** Start of Task inputs **

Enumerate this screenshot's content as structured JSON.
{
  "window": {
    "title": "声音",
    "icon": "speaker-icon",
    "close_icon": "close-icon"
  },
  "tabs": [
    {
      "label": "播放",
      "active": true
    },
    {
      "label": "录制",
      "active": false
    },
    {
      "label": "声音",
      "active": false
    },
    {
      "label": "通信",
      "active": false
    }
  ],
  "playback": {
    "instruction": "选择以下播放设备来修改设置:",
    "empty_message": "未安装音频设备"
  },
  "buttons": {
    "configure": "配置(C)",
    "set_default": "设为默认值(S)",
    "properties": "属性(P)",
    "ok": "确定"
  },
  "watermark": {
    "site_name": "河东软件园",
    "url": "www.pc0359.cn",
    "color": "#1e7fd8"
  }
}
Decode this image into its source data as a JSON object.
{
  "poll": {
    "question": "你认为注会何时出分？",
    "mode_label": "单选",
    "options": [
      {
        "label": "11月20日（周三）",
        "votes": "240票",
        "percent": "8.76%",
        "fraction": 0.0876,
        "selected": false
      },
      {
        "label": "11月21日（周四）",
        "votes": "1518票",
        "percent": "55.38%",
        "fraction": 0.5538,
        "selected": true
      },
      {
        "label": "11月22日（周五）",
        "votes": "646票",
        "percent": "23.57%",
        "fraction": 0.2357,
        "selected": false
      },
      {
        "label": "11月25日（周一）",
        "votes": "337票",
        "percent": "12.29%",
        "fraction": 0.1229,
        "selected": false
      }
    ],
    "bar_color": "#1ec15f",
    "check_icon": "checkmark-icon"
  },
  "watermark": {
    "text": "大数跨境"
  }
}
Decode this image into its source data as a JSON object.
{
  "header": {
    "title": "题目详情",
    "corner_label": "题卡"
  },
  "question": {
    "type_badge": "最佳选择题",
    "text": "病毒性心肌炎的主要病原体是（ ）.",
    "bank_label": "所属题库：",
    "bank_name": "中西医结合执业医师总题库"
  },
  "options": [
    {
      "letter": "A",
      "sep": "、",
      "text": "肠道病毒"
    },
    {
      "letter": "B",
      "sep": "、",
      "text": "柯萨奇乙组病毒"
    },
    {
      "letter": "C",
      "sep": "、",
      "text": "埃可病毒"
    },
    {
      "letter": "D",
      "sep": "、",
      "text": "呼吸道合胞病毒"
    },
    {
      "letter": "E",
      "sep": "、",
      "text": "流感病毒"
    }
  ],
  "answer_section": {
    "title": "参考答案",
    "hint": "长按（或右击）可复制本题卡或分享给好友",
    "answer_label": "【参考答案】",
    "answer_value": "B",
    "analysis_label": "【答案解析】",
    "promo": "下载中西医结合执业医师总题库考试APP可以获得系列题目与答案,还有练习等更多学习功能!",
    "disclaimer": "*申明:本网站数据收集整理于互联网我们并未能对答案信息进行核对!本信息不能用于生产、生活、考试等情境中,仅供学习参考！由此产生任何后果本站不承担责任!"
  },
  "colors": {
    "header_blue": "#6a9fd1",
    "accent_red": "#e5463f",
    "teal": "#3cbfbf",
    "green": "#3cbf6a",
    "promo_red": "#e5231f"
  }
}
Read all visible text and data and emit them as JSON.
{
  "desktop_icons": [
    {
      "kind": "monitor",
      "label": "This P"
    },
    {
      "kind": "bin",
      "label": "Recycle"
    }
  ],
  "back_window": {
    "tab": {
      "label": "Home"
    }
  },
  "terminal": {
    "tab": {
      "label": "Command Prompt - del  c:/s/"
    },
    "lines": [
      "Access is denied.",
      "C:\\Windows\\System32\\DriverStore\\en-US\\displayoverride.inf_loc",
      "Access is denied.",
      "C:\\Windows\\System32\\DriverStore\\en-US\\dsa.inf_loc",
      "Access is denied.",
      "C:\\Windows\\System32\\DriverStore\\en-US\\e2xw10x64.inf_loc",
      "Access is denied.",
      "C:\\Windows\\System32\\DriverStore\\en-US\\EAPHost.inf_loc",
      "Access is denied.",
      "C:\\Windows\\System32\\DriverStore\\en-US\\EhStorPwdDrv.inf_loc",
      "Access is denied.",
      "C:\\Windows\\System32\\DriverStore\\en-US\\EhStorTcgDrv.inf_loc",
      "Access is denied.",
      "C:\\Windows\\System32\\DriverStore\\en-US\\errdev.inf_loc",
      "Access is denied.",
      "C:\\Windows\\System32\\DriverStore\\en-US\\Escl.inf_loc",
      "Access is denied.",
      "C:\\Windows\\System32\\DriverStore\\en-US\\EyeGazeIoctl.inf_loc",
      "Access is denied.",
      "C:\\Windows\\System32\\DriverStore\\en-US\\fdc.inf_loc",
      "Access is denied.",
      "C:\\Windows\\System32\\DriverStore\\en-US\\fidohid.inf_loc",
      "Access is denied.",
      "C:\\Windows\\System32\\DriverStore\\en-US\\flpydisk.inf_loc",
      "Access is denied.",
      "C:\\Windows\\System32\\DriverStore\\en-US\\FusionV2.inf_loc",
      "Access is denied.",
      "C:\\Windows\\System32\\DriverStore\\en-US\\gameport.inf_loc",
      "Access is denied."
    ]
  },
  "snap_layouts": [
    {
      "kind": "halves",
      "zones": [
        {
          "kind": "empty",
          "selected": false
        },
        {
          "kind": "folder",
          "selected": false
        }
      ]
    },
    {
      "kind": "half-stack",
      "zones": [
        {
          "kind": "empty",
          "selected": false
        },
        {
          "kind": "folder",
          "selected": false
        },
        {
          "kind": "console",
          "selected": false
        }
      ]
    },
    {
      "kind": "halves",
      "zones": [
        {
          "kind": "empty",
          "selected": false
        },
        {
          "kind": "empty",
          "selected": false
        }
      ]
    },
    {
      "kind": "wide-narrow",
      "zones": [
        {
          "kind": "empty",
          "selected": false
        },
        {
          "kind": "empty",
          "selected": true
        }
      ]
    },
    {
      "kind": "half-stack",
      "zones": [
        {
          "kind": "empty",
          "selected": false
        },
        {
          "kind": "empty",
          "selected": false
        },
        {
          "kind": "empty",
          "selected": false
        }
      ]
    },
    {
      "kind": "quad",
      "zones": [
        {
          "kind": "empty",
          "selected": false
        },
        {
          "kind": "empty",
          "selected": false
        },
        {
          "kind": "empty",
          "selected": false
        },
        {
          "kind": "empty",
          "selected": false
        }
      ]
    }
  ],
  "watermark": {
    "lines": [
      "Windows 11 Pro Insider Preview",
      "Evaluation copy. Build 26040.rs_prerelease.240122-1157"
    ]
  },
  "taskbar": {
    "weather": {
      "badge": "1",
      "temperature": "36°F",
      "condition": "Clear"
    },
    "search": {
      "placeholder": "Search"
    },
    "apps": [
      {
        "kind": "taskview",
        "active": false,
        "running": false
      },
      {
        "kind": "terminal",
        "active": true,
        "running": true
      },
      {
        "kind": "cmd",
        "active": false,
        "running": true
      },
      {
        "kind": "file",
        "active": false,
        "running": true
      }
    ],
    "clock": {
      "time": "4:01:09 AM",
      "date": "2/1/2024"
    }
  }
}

** End of Task inputs **

Task requirements |
Lines of the listing that contain the word "JSON" are to be counted; report only their number.

Solution to this task |
4